---------- Data for the task

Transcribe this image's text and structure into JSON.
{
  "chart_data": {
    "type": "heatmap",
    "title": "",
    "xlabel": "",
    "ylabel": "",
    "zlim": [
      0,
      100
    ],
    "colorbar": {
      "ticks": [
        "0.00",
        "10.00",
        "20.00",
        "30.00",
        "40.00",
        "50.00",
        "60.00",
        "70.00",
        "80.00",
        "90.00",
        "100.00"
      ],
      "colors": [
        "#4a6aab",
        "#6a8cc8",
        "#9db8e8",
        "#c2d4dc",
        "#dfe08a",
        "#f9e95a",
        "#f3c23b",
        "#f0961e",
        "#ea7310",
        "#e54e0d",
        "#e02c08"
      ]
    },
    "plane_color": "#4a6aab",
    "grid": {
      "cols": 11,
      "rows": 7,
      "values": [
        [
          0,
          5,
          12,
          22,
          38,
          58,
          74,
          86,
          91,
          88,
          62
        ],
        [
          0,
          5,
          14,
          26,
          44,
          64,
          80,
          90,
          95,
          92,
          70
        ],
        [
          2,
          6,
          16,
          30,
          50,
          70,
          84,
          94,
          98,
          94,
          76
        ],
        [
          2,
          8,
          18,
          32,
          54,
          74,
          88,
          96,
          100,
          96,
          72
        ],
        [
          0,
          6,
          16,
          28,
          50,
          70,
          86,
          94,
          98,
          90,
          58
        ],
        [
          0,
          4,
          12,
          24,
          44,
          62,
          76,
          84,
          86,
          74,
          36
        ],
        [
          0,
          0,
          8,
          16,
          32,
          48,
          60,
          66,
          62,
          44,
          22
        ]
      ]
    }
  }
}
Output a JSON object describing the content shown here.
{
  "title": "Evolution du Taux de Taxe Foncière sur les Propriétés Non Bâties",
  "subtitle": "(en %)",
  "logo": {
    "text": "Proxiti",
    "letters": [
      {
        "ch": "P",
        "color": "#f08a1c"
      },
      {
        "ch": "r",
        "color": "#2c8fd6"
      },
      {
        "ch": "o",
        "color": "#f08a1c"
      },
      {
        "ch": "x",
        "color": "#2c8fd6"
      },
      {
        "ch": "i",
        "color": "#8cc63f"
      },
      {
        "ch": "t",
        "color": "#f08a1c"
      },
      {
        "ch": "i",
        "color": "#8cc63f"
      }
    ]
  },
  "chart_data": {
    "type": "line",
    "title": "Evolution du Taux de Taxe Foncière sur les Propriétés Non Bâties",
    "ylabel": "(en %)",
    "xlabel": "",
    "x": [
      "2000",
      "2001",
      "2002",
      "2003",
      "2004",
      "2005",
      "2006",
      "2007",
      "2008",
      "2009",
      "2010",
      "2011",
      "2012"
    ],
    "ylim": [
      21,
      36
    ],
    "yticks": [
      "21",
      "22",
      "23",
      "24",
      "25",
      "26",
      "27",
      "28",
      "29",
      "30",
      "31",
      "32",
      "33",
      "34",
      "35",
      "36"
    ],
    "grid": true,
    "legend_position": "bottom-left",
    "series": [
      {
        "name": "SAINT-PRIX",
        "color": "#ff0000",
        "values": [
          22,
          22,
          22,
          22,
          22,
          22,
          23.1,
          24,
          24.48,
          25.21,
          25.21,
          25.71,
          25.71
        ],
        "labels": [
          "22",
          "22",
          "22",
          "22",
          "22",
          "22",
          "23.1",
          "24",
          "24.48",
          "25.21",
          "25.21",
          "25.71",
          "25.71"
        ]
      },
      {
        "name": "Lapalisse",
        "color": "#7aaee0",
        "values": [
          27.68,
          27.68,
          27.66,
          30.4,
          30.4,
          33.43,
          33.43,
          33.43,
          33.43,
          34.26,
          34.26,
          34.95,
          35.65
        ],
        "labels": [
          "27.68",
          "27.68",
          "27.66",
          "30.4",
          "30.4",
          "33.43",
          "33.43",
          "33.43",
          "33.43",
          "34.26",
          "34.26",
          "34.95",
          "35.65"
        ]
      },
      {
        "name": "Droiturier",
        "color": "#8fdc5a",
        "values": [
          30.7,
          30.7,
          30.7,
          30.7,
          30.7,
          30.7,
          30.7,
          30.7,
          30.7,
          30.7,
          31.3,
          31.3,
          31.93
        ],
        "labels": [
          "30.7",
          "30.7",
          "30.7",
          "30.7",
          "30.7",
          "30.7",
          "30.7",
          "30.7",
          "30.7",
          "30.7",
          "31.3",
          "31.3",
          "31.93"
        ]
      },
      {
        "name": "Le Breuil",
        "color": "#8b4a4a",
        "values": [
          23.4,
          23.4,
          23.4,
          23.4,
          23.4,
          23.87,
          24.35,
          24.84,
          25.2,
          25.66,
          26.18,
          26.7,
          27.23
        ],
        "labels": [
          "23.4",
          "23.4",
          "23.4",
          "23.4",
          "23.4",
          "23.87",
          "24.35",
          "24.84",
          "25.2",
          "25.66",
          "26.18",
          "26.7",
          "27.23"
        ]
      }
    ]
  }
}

--------------------

**Exercise aim**
Above is a listing; report how many of its lines include the word "Taux", giving the number only.

**Written answer**
2